**TASK BRIEF**
In the material below, repeat only the lines from the one that holds "Give me the" through the final line, exactly as they stand.

=== MATERIAL ===

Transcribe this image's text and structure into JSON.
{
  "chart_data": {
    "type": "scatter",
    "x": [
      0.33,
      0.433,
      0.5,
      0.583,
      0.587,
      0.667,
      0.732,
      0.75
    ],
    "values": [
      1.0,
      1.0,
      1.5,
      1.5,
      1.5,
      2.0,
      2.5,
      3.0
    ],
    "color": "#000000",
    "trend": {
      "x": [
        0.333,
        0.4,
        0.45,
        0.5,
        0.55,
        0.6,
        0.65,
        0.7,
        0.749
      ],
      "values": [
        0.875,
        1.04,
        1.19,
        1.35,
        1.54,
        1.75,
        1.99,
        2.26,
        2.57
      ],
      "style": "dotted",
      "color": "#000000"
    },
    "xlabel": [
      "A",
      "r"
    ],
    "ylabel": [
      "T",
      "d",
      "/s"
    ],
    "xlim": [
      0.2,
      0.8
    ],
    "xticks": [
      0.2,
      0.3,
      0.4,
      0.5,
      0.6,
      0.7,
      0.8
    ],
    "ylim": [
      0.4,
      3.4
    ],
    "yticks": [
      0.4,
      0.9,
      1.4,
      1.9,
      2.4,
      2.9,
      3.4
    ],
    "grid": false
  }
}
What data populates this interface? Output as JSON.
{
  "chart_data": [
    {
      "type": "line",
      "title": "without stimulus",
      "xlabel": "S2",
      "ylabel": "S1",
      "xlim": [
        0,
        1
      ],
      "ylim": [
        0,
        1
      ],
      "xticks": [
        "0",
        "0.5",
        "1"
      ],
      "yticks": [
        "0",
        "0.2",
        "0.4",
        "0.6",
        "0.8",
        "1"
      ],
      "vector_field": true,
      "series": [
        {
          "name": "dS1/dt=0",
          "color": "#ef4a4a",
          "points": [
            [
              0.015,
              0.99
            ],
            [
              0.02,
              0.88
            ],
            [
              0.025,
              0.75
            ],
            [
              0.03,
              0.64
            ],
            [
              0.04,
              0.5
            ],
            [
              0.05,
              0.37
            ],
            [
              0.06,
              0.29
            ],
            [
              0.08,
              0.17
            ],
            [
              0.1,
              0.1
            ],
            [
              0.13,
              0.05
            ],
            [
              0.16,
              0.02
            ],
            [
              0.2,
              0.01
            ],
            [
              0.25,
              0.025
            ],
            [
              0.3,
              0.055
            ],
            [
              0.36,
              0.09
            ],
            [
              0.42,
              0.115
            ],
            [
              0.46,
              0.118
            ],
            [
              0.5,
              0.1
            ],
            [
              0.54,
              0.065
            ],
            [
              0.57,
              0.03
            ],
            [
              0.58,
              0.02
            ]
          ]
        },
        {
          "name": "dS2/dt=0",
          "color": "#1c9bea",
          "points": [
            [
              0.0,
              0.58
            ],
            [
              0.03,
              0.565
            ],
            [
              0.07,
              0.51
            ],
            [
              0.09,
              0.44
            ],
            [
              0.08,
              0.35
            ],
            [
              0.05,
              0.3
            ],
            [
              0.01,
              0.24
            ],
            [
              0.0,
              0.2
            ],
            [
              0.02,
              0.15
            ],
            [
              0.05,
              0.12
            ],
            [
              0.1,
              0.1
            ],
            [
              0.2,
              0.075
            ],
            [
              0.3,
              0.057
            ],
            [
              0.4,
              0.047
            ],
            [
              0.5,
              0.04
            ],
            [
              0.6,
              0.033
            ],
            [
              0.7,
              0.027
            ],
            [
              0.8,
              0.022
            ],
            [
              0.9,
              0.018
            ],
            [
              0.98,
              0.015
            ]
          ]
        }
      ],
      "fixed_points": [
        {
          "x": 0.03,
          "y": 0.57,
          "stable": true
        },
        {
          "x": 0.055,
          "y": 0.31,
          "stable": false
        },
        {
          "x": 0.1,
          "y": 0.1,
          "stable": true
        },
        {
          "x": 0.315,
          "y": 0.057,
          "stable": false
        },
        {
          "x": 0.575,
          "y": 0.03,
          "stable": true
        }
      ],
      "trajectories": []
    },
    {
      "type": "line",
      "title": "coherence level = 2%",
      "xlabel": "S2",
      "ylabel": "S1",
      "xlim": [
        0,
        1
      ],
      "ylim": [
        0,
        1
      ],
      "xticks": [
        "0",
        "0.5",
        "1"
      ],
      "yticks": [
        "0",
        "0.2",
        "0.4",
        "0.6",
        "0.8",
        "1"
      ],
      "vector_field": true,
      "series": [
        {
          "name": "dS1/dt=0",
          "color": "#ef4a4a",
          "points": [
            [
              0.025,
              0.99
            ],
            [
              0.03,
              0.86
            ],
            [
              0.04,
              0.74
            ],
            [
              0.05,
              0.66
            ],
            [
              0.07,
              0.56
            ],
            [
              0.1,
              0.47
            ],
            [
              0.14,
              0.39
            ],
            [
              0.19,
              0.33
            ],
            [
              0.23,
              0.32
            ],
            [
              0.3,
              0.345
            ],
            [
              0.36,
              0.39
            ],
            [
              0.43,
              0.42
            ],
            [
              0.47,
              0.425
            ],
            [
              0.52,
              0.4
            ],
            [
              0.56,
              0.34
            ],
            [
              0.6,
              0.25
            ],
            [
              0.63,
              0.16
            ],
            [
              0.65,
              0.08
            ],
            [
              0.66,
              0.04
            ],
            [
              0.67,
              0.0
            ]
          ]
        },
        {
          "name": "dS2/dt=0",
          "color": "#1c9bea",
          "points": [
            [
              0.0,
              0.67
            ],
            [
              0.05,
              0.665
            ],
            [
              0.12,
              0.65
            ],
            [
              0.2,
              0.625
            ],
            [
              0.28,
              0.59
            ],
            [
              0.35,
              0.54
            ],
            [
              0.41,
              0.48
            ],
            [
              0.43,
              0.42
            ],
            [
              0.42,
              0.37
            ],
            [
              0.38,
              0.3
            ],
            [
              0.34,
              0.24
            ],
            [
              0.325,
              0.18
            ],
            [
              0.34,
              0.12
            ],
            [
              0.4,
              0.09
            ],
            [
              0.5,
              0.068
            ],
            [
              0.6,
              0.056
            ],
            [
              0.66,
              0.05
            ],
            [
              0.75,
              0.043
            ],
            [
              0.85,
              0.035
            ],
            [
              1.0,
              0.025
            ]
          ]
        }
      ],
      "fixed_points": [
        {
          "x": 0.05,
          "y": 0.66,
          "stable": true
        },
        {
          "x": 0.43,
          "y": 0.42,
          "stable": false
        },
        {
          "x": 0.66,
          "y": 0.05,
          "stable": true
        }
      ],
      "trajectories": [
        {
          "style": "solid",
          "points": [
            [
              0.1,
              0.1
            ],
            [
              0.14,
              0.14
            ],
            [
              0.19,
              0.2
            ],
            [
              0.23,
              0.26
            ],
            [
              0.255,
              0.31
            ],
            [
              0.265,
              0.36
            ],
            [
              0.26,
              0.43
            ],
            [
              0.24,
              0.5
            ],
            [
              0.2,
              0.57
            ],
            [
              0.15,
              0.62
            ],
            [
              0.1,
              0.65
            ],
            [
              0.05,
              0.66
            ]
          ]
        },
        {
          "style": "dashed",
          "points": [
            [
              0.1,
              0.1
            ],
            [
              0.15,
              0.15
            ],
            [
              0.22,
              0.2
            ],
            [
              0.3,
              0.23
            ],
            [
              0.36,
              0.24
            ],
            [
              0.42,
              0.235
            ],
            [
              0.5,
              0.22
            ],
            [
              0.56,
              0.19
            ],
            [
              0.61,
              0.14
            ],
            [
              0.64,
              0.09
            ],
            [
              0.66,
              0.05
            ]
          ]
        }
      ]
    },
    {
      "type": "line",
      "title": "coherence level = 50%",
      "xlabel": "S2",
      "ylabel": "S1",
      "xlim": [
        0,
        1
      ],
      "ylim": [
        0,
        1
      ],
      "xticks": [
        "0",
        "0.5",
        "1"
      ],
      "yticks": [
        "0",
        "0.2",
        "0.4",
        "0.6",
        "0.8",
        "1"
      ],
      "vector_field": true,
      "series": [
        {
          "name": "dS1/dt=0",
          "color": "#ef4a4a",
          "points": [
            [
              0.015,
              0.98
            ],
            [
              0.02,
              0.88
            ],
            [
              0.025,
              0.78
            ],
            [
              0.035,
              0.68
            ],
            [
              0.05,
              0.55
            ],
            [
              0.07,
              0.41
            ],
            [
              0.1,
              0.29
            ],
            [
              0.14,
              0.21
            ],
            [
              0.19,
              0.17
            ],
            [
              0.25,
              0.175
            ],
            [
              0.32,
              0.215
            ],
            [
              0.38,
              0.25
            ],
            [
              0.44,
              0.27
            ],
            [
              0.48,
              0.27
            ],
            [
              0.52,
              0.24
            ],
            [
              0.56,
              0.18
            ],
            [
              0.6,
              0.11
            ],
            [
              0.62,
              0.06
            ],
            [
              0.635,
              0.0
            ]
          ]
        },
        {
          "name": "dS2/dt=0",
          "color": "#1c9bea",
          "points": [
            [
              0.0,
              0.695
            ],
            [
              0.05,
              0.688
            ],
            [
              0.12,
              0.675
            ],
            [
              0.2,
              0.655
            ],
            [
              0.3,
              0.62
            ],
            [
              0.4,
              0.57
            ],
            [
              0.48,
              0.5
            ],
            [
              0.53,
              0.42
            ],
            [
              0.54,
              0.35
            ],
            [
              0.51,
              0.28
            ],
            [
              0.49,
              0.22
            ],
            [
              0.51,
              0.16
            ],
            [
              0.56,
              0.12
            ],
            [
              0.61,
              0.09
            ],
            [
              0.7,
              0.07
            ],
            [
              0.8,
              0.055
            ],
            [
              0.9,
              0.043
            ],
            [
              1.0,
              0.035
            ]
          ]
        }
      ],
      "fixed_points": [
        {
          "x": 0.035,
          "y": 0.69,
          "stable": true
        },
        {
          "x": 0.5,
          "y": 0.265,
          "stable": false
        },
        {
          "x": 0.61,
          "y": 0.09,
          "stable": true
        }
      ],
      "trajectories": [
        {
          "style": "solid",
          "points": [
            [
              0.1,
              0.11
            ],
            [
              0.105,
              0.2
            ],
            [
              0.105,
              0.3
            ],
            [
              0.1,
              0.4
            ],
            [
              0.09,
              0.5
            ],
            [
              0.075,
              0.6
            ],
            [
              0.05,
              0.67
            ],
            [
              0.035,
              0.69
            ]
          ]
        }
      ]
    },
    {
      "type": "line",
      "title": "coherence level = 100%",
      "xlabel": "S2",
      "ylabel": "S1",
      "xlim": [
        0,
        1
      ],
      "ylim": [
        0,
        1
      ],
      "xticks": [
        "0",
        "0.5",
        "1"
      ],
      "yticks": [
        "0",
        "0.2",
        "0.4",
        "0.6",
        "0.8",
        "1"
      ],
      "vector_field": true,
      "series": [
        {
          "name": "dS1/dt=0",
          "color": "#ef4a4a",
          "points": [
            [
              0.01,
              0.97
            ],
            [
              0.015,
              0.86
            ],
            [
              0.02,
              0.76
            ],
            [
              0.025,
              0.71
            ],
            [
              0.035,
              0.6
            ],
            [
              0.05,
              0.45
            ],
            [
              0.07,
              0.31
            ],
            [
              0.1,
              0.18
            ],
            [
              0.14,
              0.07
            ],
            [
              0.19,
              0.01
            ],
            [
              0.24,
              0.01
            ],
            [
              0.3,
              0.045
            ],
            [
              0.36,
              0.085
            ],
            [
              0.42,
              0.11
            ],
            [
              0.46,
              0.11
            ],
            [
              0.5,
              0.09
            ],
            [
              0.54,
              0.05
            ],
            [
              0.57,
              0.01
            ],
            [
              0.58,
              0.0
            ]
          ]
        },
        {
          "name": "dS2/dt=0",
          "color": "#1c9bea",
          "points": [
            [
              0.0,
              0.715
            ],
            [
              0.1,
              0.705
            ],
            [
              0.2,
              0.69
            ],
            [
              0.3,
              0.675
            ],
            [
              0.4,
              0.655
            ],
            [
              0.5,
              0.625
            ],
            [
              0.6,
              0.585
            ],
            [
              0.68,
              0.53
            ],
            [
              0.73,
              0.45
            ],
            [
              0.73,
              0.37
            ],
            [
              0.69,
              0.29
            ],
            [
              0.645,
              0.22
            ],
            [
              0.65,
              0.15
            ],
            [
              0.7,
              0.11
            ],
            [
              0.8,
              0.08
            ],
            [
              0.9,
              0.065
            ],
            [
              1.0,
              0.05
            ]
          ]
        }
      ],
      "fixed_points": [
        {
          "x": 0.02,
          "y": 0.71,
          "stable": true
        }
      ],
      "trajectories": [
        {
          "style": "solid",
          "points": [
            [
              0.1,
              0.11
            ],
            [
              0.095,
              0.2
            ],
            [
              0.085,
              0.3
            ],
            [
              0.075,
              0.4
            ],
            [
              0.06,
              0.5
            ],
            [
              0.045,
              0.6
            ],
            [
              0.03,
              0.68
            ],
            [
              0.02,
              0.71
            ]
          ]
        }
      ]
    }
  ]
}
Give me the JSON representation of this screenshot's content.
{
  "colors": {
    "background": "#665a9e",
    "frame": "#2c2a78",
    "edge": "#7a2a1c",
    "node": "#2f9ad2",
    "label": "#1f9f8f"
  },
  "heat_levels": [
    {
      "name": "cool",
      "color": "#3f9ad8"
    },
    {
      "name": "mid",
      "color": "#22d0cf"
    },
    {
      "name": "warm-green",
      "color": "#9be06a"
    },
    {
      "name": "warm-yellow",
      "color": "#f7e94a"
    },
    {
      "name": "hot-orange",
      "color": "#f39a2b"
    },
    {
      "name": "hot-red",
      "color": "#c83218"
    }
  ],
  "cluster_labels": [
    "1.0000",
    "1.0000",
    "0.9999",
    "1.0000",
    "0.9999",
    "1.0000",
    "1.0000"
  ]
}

===

**FINAL RESULT**
Give me the JSON representation of this screenshot's content.
{
  "colors": {
    "background": "#665a9e",
    "frame": "#2c2a78",
    "edge": "#7a2a1c",
    "node": "#2f9ad2",
    "label": "#1f9f8f"
  },
  "heat_levels": [
    {
      "name": "cool",
      "color": "#3f9ad8"
    },
    {
      "name": "mid",
      "color": "#22d0cf"
    },
    {
      "name": "warm-green",
      "color": "#9be06a"
    },
    {
      "name": "warm-yellow",
      "color": "#f7e94a"
    },
    {
      "name": "hot-orange",
      "color": "#f39a2b"
    },
    {
      "name": "hot-red",
      "color": "#c83218"
    }
  ],
  "cluster_labels": [
    "1.0000",
    "1.0000",
    "0.9999",
    "1.0000",
    "0.9999",
    "1.0000",
    "1.0000"
  ]
}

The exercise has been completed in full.